** START **

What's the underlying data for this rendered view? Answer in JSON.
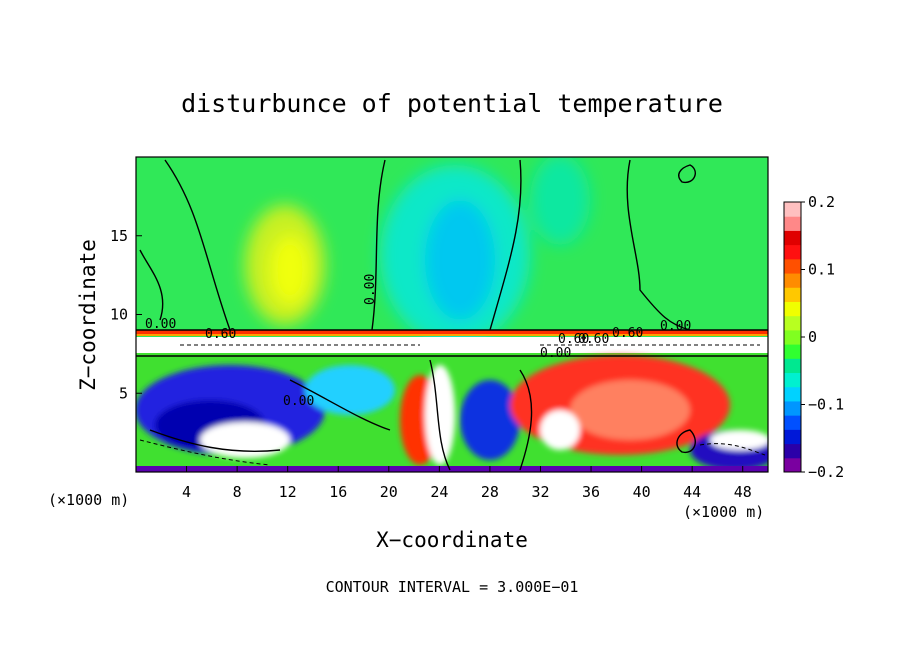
{
  "chart_data": {
    "type": "heatmap",
    "title": "disturbunce of potential temperature",
    "xlabel": "X−coordinate",
    "ylabel": "Z−coordinate",
    "x_unit_left": "(×1000 m)",
    "x_unit_right": "(×1000 m)",
    "xlim": [
      0,
      50
    ],
    "ylim": [
      0,
      20
    ],
    "x_ticks": [
      4,
      8,
      12,
      16,
      20,
      24,
      28,
      32,
      36,
      40,
      44,
      48
    ],
    "x_tick_labels": [
      "4",
      "8",
      "12",
      "16",
      "20",
      "24",
      "28",
      "32",
      "36",
      "40",
      "44",
      "48"
    ],
    "y_ticks": [
      5,
      10,
      15
    ],
    "y_tick_labels": [
      "5",
      "10",
      "15"
    ],
    "colorbar": {
      "min": -0.2,
      "max": 0.2,
      "ticks": [
        0.2,
        0.1,
        0,
        -0.1,
        -0.2
      ],
      "tick_labels": [
        "0.2",
        "0.1",
        "0",
        "−0.1",
        "−0.2"
      ],
      "colors": [
        "#7a00a0",
        "#2a00a8",
        "#0018d8",
        "#0050ff",
        "#0096ff",
        "#00d2ff",
        "#00f0d0",
        "#00e890",
        "#30ff30",
        "#80ff20",
        "#b8ff20",
        "#f0ff00",
        "#ffc800",
        "#ff8c00",
        "#ff5000",
        "#ff1010",
        "#e00000",
        "#ff8888",
        "#ffc0c0"
      ]
    },
    "contour_labels": [
      "0.00",
      "0.60",
      "0.00",
      "0.00",
      "0.60",
      "0.60",
      "0.00",
      "0.60",
      "0.00"
    ],
    "footer": "CONTOUR INTERVAL = 3.000E−01",
    "regions": [
      {
        "name": "upper-layer",
        "x0": 0,
        "x1": 50,
        "z0": 9,
        "z1": 20,
        "value": 0.02
      },
      {
        "name": "warm-anomaly-upper",
        "cx": 12,
        "cz": 14,
        "rx": 4,
        "rz": 4,
        "value": 0.1
      },
      {
        "name": "cool-anomaly-upper",
        "cx": 25,
        "cz": 14,
        "rx": 5,
        "rz": 5,
        "value": -0.09
      },
      {
        "name": "interface-band",
        "x0": 0,
        "x1": 50,
        "z0": 7.5,
        "z1": 9,
        "value": 0.2
      },
      {
        "name": "lower-cold-left",
        "cx": 8,
        "cz": 4,
        "rx": 8,
        "rz": 3,
        "value": -0.15
      },
      {
        "name": "lower-warm-right",
        "cx": 38,
        "cz": 4.5,
        "rx": 8,
        "rz": 3,
        "value": 0.15
      }
    ]
  }
}
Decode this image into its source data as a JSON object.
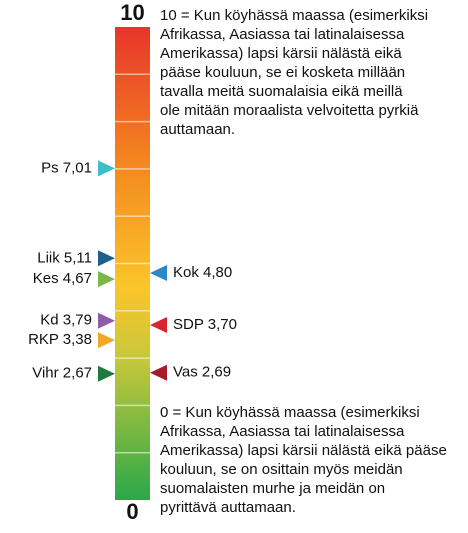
{
  "chart_data": {
    "type": "scale",
    "ylim": [
      0,
      10
    ],
    "yticks": [
      0,
      10
    ],
    "minor_yticks": [
      1,
      2,
      3,
      4,
      5,
      6,
      7,
      8,
      9
    ],
    "top_note": [
      "10 = Kun köyhässä maassa (esimerkiksi",
      "Afrikassa, Aasiassa tai latinalaisessa",
      "Amerikassa) lapsi kärsii nälästä eikä",
      "pääse kouluun, se ei kosketa millään",
      "tavalla meitä suomalaisia eikä meillä",
      "ole mitään moraalista velvoitetta pyrkiä",
      "auttamaan."
    ],
    "bottom_note": [
      "0 = Kun köyhässä maassa (esimerkiksi",
      "Afrikassa, Aasiassa tai latinalaisessa",
      "Amerikassa) lapsi kärsii nälästä eikä pääse",
      "kouluun, se on osittain myös meidän",
      "suomalaisten murhe ja meidän on",
      "pyrittävä auttamaan."
    ],
    "markers": [
      {
        "label": "Ps 7,01",
        "value": 7.01,
        "color": "#3cbfc9",
        "side": "left"
      },
      {
        "label": "Liik 5,11",
        "value": 5.11,
        "color": "#1f5f8b",
        "side": "left"
      },
      {
        "label": "Kes 4,67",
        "value": 4.67,
        "color": "#7ab648",
        "side": "left"
      },
      {
        "label": "Kd 3,79",
        "value": 3.79,
        "color": "#8e5ca8",
        "side": "left"
      },
      {
        "label": "RKP 3,38",
        "value": 3.38,
        "color": "#f5a623",
        "side": "left"
      },
      {
        "label": "Vihr 2,67",
        "value": 2.67,
        "color": "#1e7a3c",
        "side": "left"
      },
      {
        "label": "Kok 4,80",
        "value": 4.8,
        "color": "#2a88c8",
        "side": "right"
      },
      {
        "label": "SDP 3,70",
        "value": 3.7,
        "color": "#d9262e",
        "side": "right"
      },
      {
        "label": "Vas 2,69",
        "value": 2.69,
        "color": "#a51c2a",
        "side": "right"
      }
    ]
  }
}
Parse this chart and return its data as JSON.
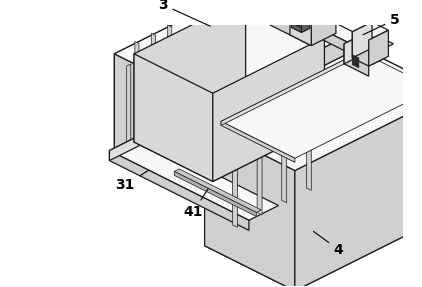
{
  "background_color": "#ffffff",
  "line_color": "#1a1a1a",
  "figsize": [
    4.22,
    2.87
  ],
  "dpi": 100,
  "lw": 0.9,
  "colors": {
    "top": "#f8f8f8",
    "left_face": "#e0e0e0",
    "right_face": "#d0d0d0",
    "inner_floor": "#e8e8e8",
    "inner_wall": "#d8d8d8",
    "dark": "#606060"
  }
}
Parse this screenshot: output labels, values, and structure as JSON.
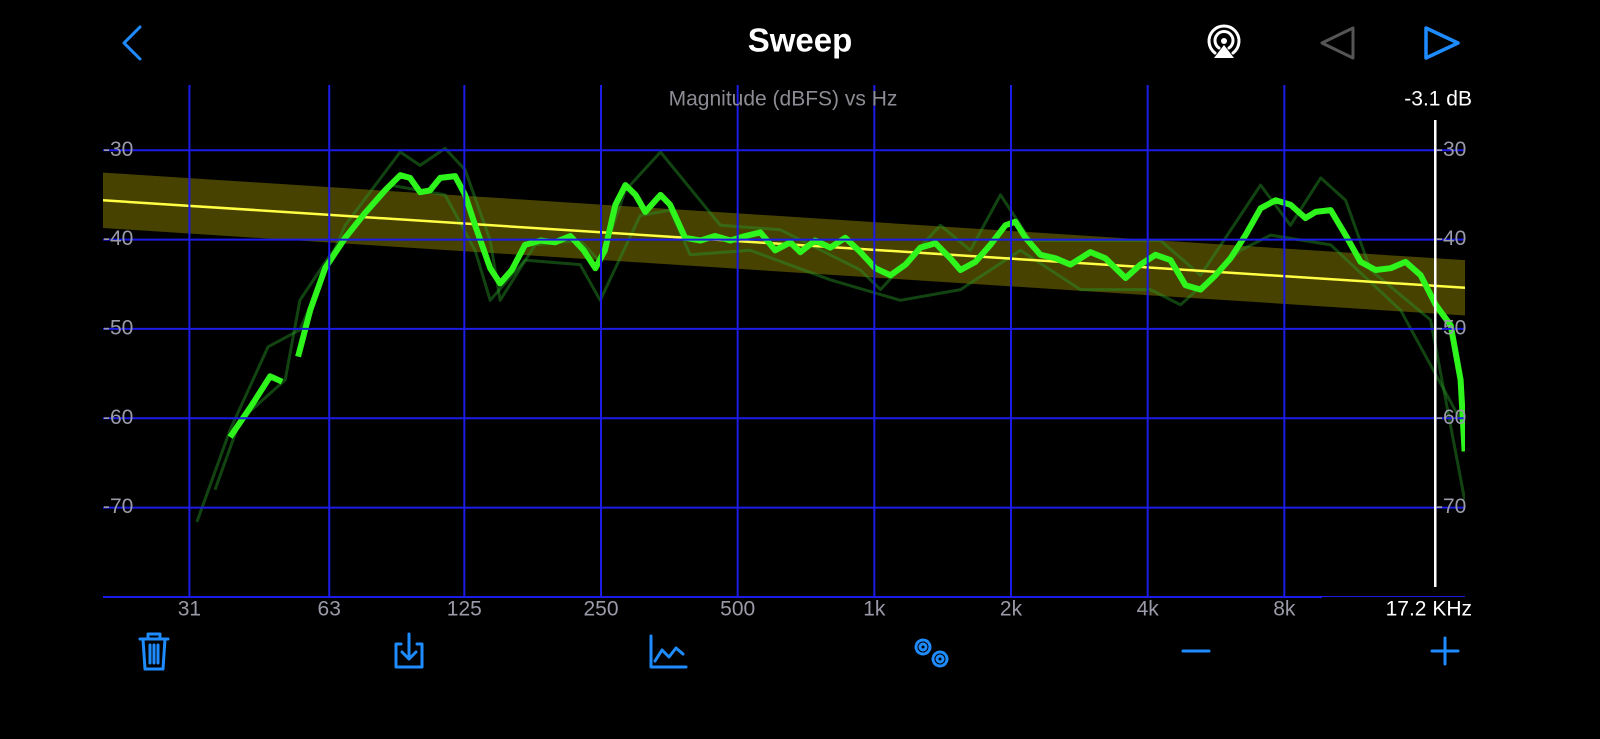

** END **

Working from the entries above, return all lines that contain "warm".

• _Task result_
        "name": "warm-anomaly-upper",
        "name": "lower-warm-right",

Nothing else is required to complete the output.